AIM.
Restate the records below word for word, and omit the images they hold.

DATASET ENTRIES.
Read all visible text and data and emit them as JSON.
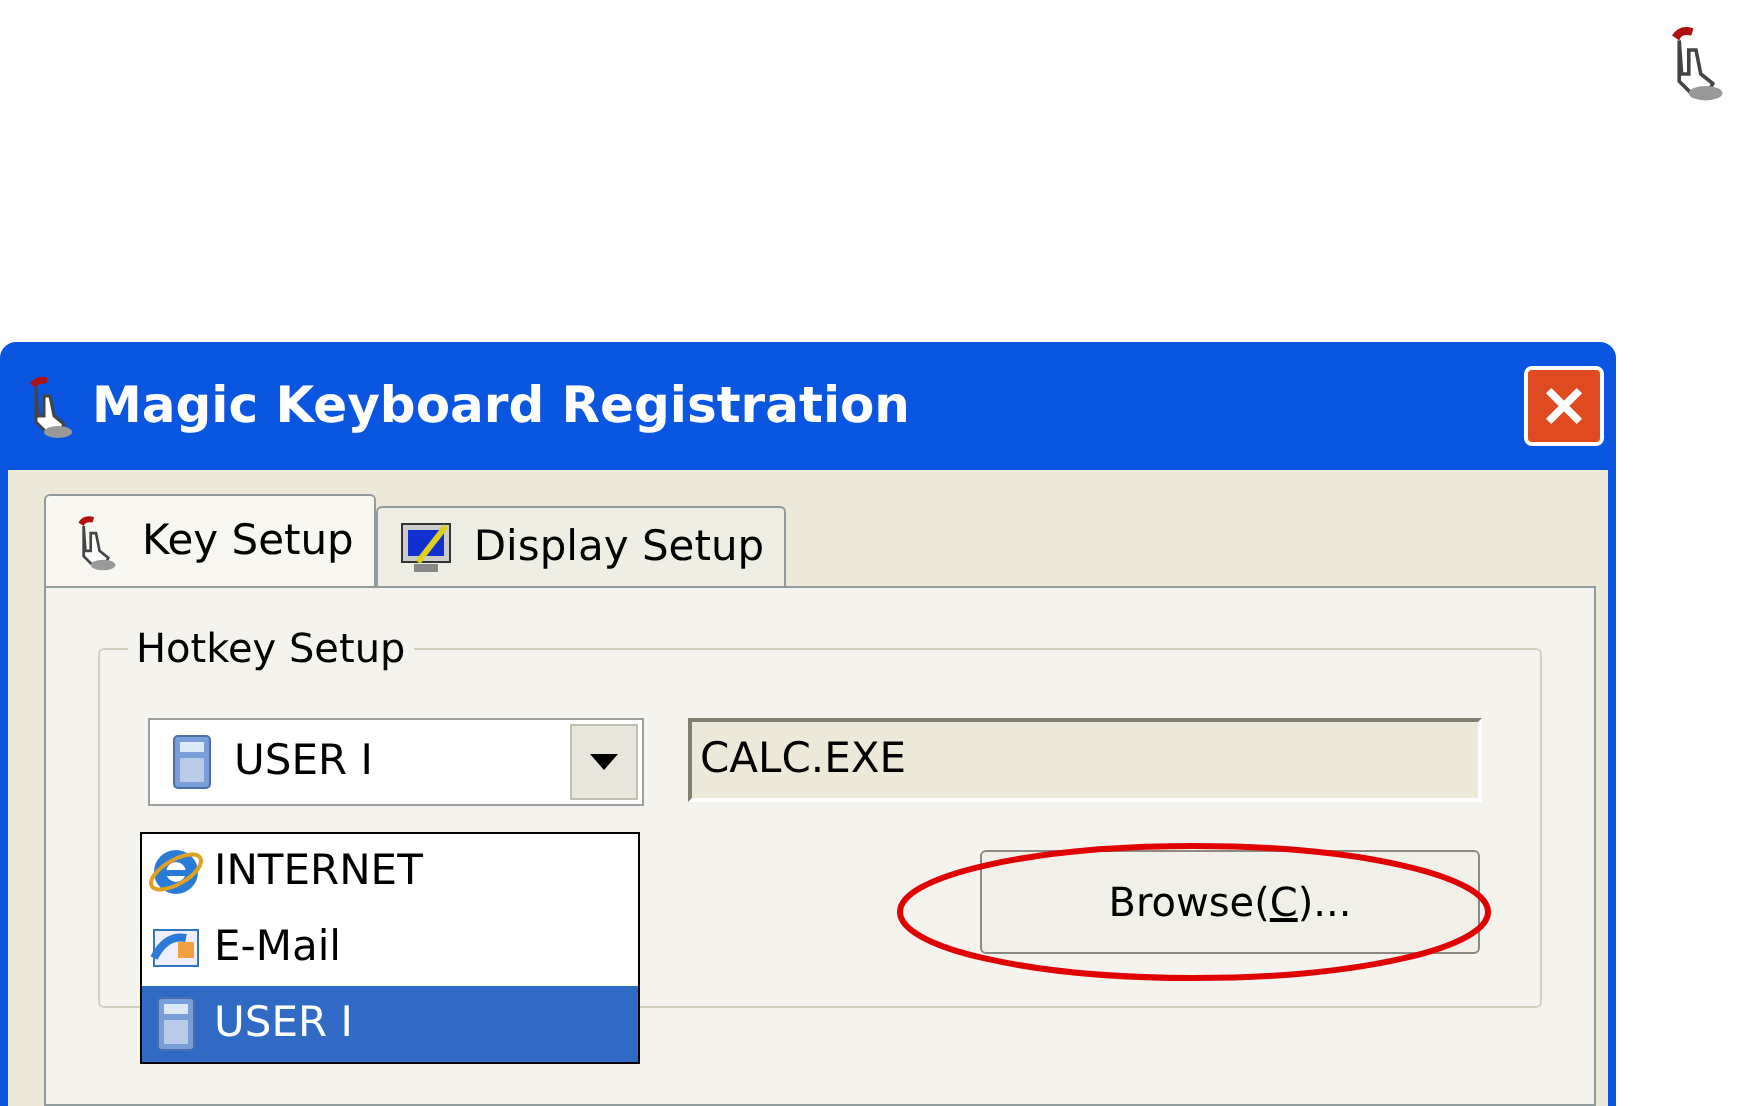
{
  "window": {
    "title": "Magic Keyboard Registration"
  },
  "tabs": [
    {
      "label": "Key Setup",
      "kind": "hand",
      "selected": true
    },
    {
      "label": "Display Setup",
      "kind": "monitor",
      "selected": false
    }
  ],
  "group": {
    "title": "Hotkey Setup"
  },
  "combo": {
    "value": "USER I",
    "kind": "calculator"
  },
  "dropdown_items": [
    {
      "label": "INTERNET",
      "kind": "browser",
      "selected": false
    },
    {
      "label": "E-Mail",
      "kind": "mail",
      "selected": false
    },
    {
      "label": "USER I",
      "kind": "calculator",
      "selected": true
    }
  ],
  "path_field": {
    "value": "CALC.EXE"
  },
  "browse_button": {
    "label_parts": [
      "Browse(",
      "C",
      ")..."
    ]
  }
}
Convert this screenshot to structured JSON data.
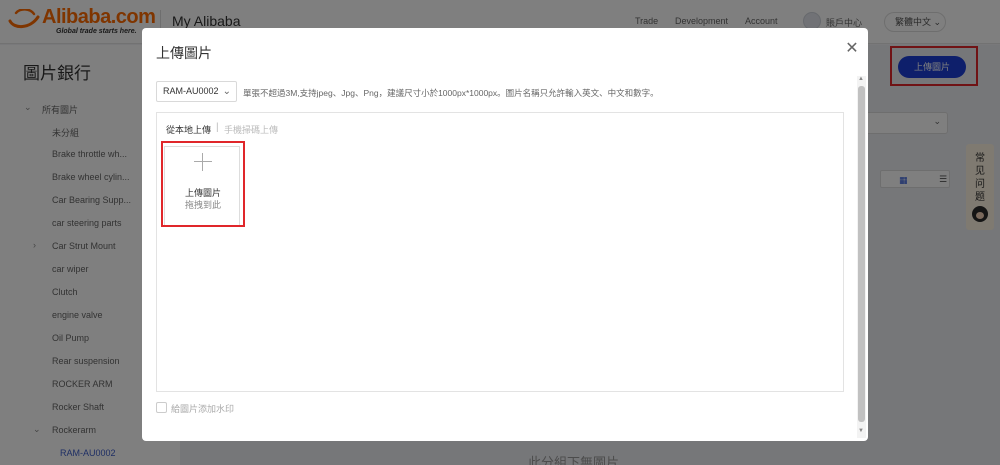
{
  "header": {
    "brand": "Alibaba.com",
    "tagline": "Global trade starts here.",
    "app_title": "My Alibaba",
    "nav": [
      "Trade",
      "Development",
      "Account"
    ],
    "user_label": "賬戶中心",
    "language": "繁體中文"
  },
  "sidebar": {
    "title": "圖片銀行",
    "root": "所有圖片",
    "items": [
      "未分組",
      "Brake throttle wh...",
      "Brake wheel cylin...",
      "Car Bearing Supp...",
      "car steering parts",
      "Car Strut Mount",
      "car wiper",
      "Clutch",
      "engine valve",
      "Oil Pump",
      "Rear suspension",
      "ROCKER ARM",
      "Rocker Shaft",
      "Rockerarm",
      "RAM-AU0002"
    ]
  },
  "background": {
    "upload_button": "上傳圖片",
    "help_chars": [
      "常",
      "见",
      "问",
      "题"
    ],
    "empty_message": "此分組下無圖片"
  },
  "modal": {
    "title": "上傳圖片",
    "close_icon": "close-icon",
    "folder_value": "RAM-AU0002",
    "hint": "單張不超過3M,支持jpeg、Jpg、Png，建議尺寸小於1000px*1000px。圖片名稱只允許輸入英文、中文和數字。",
    "tabs": {
      "local": "從本地上傳",
      "divider": "|",
      "mobile": "手機掃碼上傳"
    },
    "dropzone": {
      "label": "上傳圖片",
      "sublabel": "拖拽到此"
    },
    "watermark_label": "給圖片添加水印"
  },
  "colors": {
    "primary_blue": "#1d3fd6",
    "highlight_red": "#e0262a",
    "brand_orange": "#ff6a00"
  }
}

SOLUTION FOR THIS EXERCISE.
Read all visible text and data and emit them as JSON.
{
  "window": {
    "title": "Magic Keyboard Registration"
  },
  "tabs": [
    {
      "label": "Key Setup",
      "kind": "hand",
      "selected": true
    },
    {
      "label": "Display Setup",
      "kind": "monitor",
      "selected": false
    }
  ],
  "group": {
    "title": "Hotkey Setup"
  },
  "combo": {
    "value": "USER I",
    "kind": "calculator"
  },
  "dropdown_items": [
    {
      "label": "INTERNET",
      "kind": "browser",
      "selected": false
    },
    {
      "label": "E-Mail",
      "kind": "mail",
      "selected": false
    },
    {
      "label": "USER I",
      "kind": "calculator",
      "selected": true
    }
  ],
  "path_field": {
    "value": "CALC.EXE"
  },
  "browse_button": {
    "label_parts": [
      "Browse(",
      "C",
      ")..."
    ]
  }
}
Convert this screenshot to structured JSON data.
{
  "header": {
    "brand": "Alibaba.com",
    "tagline": "Global trade starts here.",
    "app_title": "My Alibaba",
    "nav": [
      "Trade",
      "Development",
      "Account"
    ],
    "user_label": "賬戶中心",
    "language": "繁體中文"
  },
  "sidebar": {
    "title": "圖片銀行",
    "root": "所有圖片",
    "items": [
      "未分組",
      "Brake throttle wh...",
      "Brake wheel cylin...",
      "Car Bearing Supp...",
      "car steering parts",
      "Car Strut Mount",
      "car wiper",
      "Clutch",
      "engine valve",
      "Oil Pump",
      "Rear suspension",
      "ROCKER ARM",
      "Rocker Shaft",
      "Rockerarm",
      "RAM-AU0002"
    ]
  },
  "background": {
    "upload_button": "上傳圖片",
    "help_chars": [
      "常",
      "见",
      "问",
      "题"
    ],
    "empty_message": "此分組下無圖片"
  },
  "modal": {
    "title": "上傳圖片",
    "close_icon": "close-icon",
    "folder_value": "RAM-AU0002",
    "hint": "單張不超過3M,支持jpeg、Jpg、Png，建議尺寸小於1000px*1000px。圖片名稱只允許輸入英文、中文和數字。",
    "tabs": {
      "local": "從本地上傳",
      "divider": "|",
      "mobile": "手機掃碼上傳"
    },
    "dropzone": {
      "label": "上傳圖片",
      "sublabel": "拖拽到此"
    },
    "watermark_label": "給圖片添加水印"
  },
  "colors": {
    "primary_blue": "#1d3fd6",
    "highlight_red": "#e0262a",
    "brand_orange": "#ff6a00"
  }
}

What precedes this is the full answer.